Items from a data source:
────

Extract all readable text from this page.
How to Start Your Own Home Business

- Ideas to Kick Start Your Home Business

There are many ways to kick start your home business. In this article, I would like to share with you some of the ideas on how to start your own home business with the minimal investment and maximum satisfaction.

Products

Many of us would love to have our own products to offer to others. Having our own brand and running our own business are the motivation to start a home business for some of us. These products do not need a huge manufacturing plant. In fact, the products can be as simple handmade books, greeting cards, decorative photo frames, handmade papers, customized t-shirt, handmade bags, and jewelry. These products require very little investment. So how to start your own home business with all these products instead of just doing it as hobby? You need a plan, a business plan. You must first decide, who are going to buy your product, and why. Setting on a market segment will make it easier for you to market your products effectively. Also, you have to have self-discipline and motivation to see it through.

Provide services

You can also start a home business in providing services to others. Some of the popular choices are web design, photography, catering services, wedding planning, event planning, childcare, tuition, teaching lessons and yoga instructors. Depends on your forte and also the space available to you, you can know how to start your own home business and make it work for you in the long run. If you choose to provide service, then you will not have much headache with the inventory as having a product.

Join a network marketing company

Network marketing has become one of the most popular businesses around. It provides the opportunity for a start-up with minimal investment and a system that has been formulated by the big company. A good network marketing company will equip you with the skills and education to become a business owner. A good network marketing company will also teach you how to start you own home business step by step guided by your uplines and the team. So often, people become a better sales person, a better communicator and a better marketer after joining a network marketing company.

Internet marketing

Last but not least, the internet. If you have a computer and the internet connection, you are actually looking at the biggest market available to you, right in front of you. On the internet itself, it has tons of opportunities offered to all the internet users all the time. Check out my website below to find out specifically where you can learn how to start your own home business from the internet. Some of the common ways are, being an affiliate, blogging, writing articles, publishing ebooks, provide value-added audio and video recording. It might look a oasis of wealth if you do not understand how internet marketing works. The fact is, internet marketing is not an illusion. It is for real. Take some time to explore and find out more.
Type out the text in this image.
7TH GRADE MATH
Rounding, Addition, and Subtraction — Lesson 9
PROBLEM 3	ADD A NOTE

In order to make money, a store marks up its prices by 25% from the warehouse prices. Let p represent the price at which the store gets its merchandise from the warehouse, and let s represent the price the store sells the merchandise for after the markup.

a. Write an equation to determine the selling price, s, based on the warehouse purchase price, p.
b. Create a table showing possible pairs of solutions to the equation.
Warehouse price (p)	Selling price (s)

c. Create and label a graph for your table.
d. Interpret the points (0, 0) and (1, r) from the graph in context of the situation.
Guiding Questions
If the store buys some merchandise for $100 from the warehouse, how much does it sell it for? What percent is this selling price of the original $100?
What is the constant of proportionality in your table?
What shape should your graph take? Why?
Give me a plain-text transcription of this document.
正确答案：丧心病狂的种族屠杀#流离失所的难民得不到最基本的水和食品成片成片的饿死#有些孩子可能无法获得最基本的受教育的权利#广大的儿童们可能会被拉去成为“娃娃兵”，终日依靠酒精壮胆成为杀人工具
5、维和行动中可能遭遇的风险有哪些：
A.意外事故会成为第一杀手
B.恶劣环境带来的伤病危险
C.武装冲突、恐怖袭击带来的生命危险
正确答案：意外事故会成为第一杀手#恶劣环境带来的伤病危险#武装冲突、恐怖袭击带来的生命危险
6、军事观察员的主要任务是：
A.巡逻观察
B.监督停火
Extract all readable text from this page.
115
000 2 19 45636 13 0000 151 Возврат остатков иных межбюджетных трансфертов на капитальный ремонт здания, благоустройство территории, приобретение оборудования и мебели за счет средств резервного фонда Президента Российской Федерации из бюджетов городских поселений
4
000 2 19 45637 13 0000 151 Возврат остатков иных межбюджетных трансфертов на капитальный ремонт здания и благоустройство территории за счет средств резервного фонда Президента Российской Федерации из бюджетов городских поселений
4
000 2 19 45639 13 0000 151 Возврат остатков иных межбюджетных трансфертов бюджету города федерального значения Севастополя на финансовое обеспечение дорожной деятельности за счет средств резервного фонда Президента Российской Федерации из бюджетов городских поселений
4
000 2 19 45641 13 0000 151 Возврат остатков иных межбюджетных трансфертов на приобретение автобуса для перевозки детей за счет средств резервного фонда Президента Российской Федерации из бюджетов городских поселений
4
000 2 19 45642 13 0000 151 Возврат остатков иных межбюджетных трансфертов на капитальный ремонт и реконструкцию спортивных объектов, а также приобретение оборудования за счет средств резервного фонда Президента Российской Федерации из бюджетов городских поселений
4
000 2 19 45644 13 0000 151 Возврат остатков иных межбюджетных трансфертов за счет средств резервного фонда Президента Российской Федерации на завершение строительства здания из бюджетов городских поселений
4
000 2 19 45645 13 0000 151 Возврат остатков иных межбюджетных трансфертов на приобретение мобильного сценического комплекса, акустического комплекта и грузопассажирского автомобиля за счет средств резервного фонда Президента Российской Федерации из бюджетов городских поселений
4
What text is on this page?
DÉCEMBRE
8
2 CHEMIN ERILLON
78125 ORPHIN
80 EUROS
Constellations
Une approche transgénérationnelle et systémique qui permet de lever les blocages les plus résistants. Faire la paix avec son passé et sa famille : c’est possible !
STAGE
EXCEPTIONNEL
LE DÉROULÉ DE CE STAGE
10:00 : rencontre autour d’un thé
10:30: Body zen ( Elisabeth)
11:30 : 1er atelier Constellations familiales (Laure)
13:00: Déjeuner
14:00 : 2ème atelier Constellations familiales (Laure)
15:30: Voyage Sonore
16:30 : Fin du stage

────

**WHAT IS ASKED**
Collect, from the material above, every line containing the word "正确答案".

**SOLUTION TO THE PROBLEM**
正确答案：丧心病狂的种族屠杀#流离失所的难民得不到最基本的水和食品成片成片的饿死#有些孩子可能无法获得最基本的受教育的权利#广大的儿童们可能会被拉去成为“娃娃兵”，终日依靠酒精壮胆成为杀人工具
正确答案：意外事故会成为第一杀手#恶劣环境带来的伤病危险#武装冲突、恐怖袭击带来的生命危险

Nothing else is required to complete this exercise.